» **CHALLENGE**: Tally the lines that hold the word "Советской" and reply with that figure only.

» **DATA EXTRACT**:
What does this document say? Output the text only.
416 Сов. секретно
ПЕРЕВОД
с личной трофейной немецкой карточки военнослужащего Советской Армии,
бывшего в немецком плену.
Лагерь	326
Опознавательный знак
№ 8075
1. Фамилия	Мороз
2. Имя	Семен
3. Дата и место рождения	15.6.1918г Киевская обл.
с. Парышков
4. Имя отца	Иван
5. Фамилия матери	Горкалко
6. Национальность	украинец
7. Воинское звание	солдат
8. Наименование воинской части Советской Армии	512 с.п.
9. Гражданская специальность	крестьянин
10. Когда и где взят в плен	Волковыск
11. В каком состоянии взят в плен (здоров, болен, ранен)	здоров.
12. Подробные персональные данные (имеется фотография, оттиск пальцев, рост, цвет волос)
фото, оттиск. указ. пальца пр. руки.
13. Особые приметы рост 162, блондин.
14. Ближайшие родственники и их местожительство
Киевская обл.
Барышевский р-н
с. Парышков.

» **RESPONSE TO THE TASK**: 2